(Entries with figure data)
=====
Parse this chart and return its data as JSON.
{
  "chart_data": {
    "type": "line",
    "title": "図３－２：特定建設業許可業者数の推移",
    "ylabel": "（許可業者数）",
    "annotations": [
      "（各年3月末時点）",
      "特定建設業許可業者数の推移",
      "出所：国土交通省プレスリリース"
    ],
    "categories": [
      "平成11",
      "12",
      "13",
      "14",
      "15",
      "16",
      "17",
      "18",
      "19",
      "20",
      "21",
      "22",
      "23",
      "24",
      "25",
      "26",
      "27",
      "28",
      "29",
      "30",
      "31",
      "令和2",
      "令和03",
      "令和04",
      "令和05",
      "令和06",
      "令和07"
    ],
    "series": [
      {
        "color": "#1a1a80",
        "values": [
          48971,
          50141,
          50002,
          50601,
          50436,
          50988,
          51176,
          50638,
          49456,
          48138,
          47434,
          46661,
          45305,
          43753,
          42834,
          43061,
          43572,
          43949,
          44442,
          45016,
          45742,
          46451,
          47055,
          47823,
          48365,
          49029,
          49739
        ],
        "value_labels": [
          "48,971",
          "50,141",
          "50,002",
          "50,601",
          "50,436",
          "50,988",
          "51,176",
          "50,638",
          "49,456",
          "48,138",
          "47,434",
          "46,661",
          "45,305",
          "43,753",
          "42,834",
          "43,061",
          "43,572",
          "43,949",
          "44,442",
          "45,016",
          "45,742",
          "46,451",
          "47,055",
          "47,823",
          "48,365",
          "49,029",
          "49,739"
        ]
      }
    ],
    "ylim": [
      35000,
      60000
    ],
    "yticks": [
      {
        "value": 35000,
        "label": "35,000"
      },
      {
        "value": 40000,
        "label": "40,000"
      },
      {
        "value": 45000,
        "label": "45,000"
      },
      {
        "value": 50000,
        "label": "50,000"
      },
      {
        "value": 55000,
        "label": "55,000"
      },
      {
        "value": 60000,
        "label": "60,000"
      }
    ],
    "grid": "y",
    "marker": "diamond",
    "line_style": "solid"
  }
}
=====
Short problem:
Reply with one number: the count of lines in the entries that include the word "特定建設業許可業者数の推移".

Task solution:
2